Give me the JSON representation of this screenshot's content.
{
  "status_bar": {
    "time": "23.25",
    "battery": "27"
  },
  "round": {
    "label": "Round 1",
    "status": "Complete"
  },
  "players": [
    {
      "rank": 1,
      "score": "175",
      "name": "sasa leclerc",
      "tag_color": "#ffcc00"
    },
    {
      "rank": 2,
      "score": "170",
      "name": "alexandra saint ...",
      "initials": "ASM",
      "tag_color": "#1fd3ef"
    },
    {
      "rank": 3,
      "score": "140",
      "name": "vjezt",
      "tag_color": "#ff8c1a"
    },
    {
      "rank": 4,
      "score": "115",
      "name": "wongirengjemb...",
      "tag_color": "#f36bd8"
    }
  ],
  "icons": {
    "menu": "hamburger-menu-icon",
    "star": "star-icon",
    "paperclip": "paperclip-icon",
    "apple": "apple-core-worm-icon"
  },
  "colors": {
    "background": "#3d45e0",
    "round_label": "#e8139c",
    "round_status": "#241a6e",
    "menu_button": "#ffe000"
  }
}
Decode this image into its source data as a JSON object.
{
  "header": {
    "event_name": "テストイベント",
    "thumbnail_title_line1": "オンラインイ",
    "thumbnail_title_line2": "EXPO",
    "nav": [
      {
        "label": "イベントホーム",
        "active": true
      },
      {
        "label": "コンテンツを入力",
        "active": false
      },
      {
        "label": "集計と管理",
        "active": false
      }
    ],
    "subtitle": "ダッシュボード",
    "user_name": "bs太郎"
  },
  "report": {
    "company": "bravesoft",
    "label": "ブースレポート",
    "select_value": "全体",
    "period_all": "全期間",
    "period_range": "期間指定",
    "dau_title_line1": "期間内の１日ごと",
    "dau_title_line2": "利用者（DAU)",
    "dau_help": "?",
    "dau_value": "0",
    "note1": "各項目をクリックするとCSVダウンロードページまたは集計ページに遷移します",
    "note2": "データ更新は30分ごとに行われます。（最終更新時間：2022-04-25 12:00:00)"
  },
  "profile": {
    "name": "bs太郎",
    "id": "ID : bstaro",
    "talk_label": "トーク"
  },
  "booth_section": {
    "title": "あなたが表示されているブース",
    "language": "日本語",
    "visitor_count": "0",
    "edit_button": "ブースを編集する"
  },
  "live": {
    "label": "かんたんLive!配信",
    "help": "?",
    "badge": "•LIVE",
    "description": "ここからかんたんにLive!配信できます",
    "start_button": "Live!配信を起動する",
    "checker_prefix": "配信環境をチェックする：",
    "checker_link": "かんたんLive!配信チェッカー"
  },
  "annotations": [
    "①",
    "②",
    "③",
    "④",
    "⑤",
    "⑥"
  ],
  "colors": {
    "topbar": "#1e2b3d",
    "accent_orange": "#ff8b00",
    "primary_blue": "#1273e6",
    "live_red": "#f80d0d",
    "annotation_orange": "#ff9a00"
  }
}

* _BRIEF_:
Please quote the data above in full, with no line missing.

* _OUTPUT OF THE EXERCISE_:
Give me the JSON representation of this screenshot's content.
{
  "status_bar": {
    "time": "23.25",
    "battery": "27"
  },
  "round": {
    "label": "Round 1",
    "status": "Complete"
  },
  "players": [
    {
      "rank": 1,
      "score": "175",
      "name": "sasa leclerc",
      "tag_color": "#ffcc00"
    },
    {
      "rank": 2,
      "score": "170",
      "name": "alexandra saint ...",
      "initials": "ASM",
      "tag_color": "#1fd3ef"
    },
    {
      "rank": 3,
      "score": "140",
      "name": "vjezt",
      "tag_color": "#ff8c1a"
    },
    {
      "rank": 4,
      "score": "115",
      "name": "wongirengjemb...",
      "tag_color": "#f36bd8"
    }
  ],
  "icons": {
    "menu": "hamburger-menu-icon",
    "star": "star-icon",
    "paperclip": "paperclip-icon",
    "apple": "apple-core-worm-icon"
  },
  "colors": {
    "background": "#3d45e0",
    "round_label": "#e8139c",
    "round_status": "#241a6e",
    "menu_button": "#ffe000"
  }
}
Decode this image into its source data as a JSON object.
{
  "header": {
    "event_name": "テストイベント",
    "thumbnail_title_line1": "オンラインイ",
    "thumbnail_title_line2": "EXPO",
    "nav": [
      {
        "label": "イベントホーム",
        "active": true
      },
      {
        "label": "コンテンツを入力",
        "active": false
      },
      {
        "label": "集計と管理",
        "active": false
      }
    ],
    "subtitle": "ダッシュボード",
    "user_name": "bs太郎"
  },
  "report": {
    "company": "bravesoft",
    "label": "ブースレポート",
    "select_value": "全体",
    "period_all": "全期間",
    "period_range": "期間指定",
    "dau_title_line1": "期間内の１日ごと",
    "dau_title_line2": "利用者（DAU)",
    "dau_help": "?",
    "dau_value": "0",
    "note1": "各項目をクリックするとCSVダウンロードページまたは集計ページに遷移します",
    "note2": "データ更新は30分ごとに行われます。（最終更新時間：2022-04-25 12:00:00)"
  },
  "profile": {
    "name": "bs太郎",
    "id": "ID : bstaro",
    "talk_label": "トーク"
  },
  "booth_section": {
    "title": "あなたが表示されているブース",
    "language": "日本語",
    "visitor_count": "0",
    "edit_button": "ブースを編集する"
  },
  "live": {
    "label": "かんたんLive!配信",
    "help": "?",
    "badge": "•LIVE",
    "description": "ここからかんたんにLive!配信できます",
    "start_button": "Live!配信を起動する",
    "checker_prefix": "配信環境をチェックする：",
    "checker_link": "かんたんLive!配信チェッカー"
  },
  "annotations": [
    "①",
    "②",
    "③",
    "④",
    "⑤",
    "⑥"
  ],
  "colors": {
    "topbar": "#1e2b3d",
    "accent_orange": "#ff8b00",
    "primary_blue": "#1273e6",
    "live_red": "#f80d0d",
    "annotation_orange": "#ff9a00"
  }
}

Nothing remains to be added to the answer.